## RAW DATA
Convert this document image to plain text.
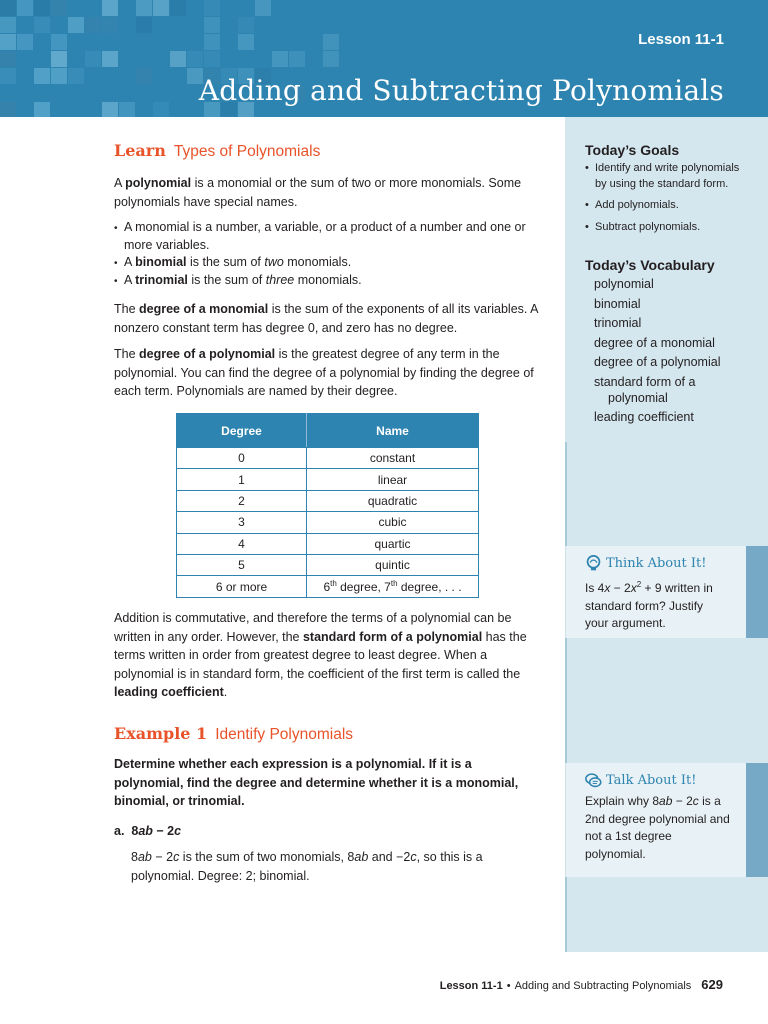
Lesson 11-1
Adding and Subtracting Polynomials
Today’s Goals
• Identify and write polynomials by using the standard form.
• Add polynomials.
• Subtract polynomials.
Today’s Vocabulary
polynomial
binomial
trinomial
degree of a monomial
degree of a polynomial
standard form of a
polynomial
leading coefficient
Think About It!
Is $4x - 2x^2 + 9$ written in standard form? Justify your argument.
Talk About It!
Explain why 8ab − 2c is a 2nd degree polynomial and not a 1st degree polynomial.
Learn Types of Polynomials

A polynomial is a monomial or the sum of two or more monomials. Some polynomials have special names.

• A monomial is a number, a variable, or a product of a number and one or more variables.
• A binomial is the sum of two monomials.
• A trinomial is the sum of three monomials.

The degree of a monomial is the sum of the exponents of all its variables. A nonzero constant term has degree 0, and zero has no degree.

The degree of a polynomial is the greatest degree of any term in the polynomial. You can find the degree of a polynomial by finding the degree of each term. Polynomials are named by their degree.

Degree	Name
0	constant
1	linear
2	quadratic
3	cubic
4	quartic
5	quintic
6 or more	6th degree, 7th degree, . . .

Addition is commutative, and therefore the terms of a polynomial can be written in any order. However, the standard form of a polynomial has the terms written in order from greatest degree to least degree. When a polynomial is in standard form, the coefficient of the first term is called the leading coefficient.

Example 1 Identify Polynomials

Determine whether each expression is a polynomial. If it is a polynomial, find the degree and determine whether it is a monomial, binomial, or trinomial.

a. 8ab − 2c

8ab − 2c is the sum of two monomials, 8ab and −2c, so this is a polynomial. Degree: 2; binomial.

Lesson 11-1 • Adding and Subtracting Polynomials 629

## TASK
Each line of the data should be quoted exactly, with pictures left out.

## EXERCISE RESPONSE
Convert this document image to plain text.
Lesson 11-1
Adding and Subtracting Polynomials
Today’s Goals
• Identify and write polynomials by using the standard form.
• Add polynomials.
• Subtract polynomials.
Today’s Vocabulary
polynomial
binomial
trinomial
degree of a monomial
degree of a polynomial
standard form of a
polynomial
leading coefficient
Think About It!
Is $4x - 2x^2 + 9$ written in standard form? Justify your argument.
Talk About It!
Explain why 8ab − 2c is a 2nd degree polynomial and not a 1st degree polynomial.
Learn Types of Polynomials

A polynomial is a monomial or the sum of two or more monomials. Some polynomials have special names.

• A monomial is a number, a variable, or a product of a number and one or more variables.
• A binomial is the sum of two monomials.
• A trinomial is the sum of three monomials.

The degree of a monomial is the sum of the exponents of all its variables. A nonzero constant term has degree 0, and zero has no degree.

The degree of a polynomial is the greatest degree of any term in the polynomial. You can find the degree of a polynomial by finding the degree of each term. Polynomials are named by their degree.

Degree	Name
0	constant
1	linear
2	quadratic
3	cubic
4	quartic
5	quintic
6 or more	6th degree, 7th degree, . . .

Addition is commutative, and therefore the terms of a polynomial can be written in any order. However, the standard form of a polynomial has the terms written in order from greatest degree to least degree. When a polynomial is in standard form, the coefficient of the first term is called the leading coefficient.

Example 1 Identify Polynomials

Determine whether each expression is a polynomial. If it is a polynomial, find the degree and determine whether it is a monomial, binomial, or trinomial.

a. 8ab − 2c

8ab − 2c is the sum of two monomials, 8ab and −2c, so this is a polynomial. Degree: 2; binomial.

Lesson 11-1 • Adding and Subtracting Polynomials 629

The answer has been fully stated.